* TASK PROMPT *
Transcribe the listing word for word.

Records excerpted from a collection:
|---|

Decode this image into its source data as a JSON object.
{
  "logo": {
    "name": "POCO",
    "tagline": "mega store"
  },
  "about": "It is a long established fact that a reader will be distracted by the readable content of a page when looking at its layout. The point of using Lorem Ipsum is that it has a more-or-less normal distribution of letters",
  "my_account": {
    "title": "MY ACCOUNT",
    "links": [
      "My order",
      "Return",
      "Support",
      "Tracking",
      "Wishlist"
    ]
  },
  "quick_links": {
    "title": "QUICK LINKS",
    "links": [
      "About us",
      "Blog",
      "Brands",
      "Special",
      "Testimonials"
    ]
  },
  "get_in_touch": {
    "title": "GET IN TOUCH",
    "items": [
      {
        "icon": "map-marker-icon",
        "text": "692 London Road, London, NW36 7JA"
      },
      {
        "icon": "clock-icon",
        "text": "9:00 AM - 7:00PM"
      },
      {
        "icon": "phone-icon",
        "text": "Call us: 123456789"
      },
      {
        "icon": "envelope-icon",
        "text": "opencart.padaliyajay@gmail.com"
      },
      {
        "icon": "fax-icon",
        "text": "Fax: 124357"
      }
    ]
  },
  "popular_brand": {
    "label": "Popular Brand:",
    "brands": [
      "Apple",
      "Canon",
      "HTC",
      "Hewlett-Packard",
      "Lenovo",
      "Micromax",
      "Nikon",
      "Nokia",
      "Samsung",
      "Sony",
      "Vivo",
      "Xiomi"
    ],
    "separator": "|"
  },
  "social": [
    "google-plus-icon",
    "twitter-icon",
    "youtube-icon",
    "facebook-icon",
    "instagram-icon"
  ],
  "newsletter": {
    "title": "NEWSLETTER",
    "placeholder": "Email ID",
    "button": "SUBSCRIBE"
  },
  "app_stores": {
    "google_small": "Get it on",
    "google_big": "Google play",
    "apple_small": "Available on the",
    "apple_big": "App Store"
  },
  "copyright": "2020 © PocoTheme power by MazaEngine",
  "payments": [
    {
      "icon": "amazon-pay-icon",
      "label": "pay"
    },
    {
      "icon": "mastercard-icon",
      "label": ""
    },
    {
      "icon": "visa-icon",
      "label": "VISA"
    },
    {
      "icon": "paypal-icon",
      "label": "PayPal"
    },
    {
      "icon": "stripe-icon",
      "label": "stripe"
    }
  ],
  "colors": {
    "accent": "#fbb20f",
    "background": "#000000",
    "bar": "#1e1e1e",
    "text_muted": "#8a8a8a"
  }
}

|---|

* COMPLETE RESPONSE *
Decode this image into its source data as a JSON object.
{
  "logo": {
    "name": "POCO",
    "tagline": "mega store"
  },
  "about": "It is a long established fact that a reader will be distracted by the readable content of a page when looking at its layout. The point of using Lorem Ipsum is that it has a more-or-less normal distribution of letters",
  "my_account": {
    "title": "MY ACCOUNT",
    "links": [
      "My order",
      "Return",
      "Support",
      "Tracking",
      "Wishlist"
    ]
  },
  "quick_links": {
    "title": "QUICK LINKS",
    "links": [
      "About us",
      "Blog",
      "Brands",
      "Special",
      "Testimonials"
    ]
  },
  "get_in_touch": {
    "title": "GET IN TOUCH",
    "items": [
      {
        "icon": "map-marker-icon",
        "text": "692 London Road, London, NW36 7JA"
      },
      {
        "icon": "clock-icon",
        "text": "9:00 AM - 7:00PM"
      },
      {
        "icon": "phone-icon",
        "text": "Call us: 123456789"
      },
      {
        "icon": "envelope-icon",
        "text": "opencart.padaliyajay@gmail.com"
      },
      {
        "icon": "fax-icon",
        "text": "Fax: 124357"
      }
    ]
  },
  "popular_brand": {
    "label": "Popular Brand:",
    "brands": [
      "Apple",
      "Canon",
      "HTC",
      "Hewlett-Packard",
      "Lenovo",
      "Micromax",
      "Nikon",
      "Nokia",
      "Samsung",
      "Sony",
      "Vivo",
      "Xiomi"
    ],
    "separator": "|"
  },
  "social": [
    "google-plus-icon",
    "twitter-icon",
    "youtube-icon",
    "facebook-icon",
    "instagram-icon"
  ],
  "newsletter": {
    "title": "NEWSLETTER",
    "placeholder": "Email ID",
    "button": "SUBSCRIBE"
  },
  "app_stores": {
    "google_small": "Get it on",
    "google_big": "Google play",
    "apple_small": "Available on the",
    "apple_big": "App Store"
  },
  "copyright": "2020 © PocoTheme power by MazaEngine",
  "payments": [
    {
      "icon": "amazon-pay-icon",
      "label": "pay"
    },
    {
      "icon": "mastercard-icon",
      "label": ""
    },
    {
      "icon": "visa-icon",
      "label": "VISA"
    },
    {
      "icon": "paypal-icon",
      "label": "PayPal"
    },
    {
      "icon": "stripe-icon",
      "label": "stripe"
    }
  ],
  "colors": {
    "accent": "#fbb20f",
    "background": "#000000",
    "bar": "#1e1e1e",
    "text_muted": "#8a8a8a"
  }
}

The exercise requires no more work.